##### THE INPUT
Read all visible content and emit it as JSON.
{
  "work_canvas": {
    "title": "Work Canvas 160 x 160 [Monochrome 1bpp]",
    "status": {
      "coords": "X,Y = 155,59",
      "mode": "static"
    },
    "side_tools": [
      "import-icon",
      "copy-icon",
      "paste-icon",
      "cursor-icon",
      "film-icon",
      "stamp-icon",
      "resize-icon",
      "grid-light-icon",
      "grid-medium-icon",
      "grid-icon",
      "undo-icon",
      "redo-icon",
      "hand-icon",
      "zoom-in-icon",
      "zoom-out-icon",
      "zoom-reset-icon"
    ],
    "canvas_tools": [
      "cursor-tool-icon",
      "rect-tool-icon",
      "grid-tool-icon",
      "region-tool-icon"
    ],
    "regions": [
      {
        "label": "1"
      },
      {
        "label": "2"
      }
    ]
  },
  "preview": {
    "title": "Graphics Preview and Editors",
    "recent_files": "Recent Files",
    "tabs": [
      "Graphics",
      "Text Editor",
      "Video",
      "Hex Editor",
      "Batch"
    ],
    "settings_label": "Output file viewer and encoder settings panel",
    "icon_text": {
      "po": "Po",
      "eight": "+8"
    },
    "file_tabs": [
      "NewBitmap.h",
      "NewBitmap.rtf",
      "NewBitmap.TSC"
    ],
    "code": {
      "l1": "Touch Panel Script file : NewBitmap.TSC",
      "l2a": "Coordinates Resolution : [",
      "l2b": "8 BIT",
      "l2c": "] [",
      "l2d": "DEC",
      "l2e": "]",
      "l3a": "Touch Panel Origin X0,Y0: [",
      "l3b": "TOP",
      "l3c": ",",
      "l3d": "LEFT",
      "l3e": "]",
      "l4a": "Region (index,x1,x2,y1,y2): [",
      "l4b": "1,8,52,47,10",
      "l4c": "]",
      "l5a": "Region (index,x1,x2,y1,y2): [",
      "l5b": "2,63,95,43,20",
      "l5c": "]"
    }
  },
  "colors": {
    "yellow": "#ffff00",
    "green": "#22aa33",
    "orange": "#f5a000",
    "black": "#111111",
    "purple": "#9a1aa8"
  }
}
##########
__EXERCISE REQUIREMENTS__: Find the lines with the string "NewBitmap" and reproduce them.

__PROBLEM SOLUTION__:
      "NewBitmap.h",
      "NewBitmap.rtf",
      "NewBitmap.TSC"
      "l1": "Touch Panel Script file : NewBitmap.TSC",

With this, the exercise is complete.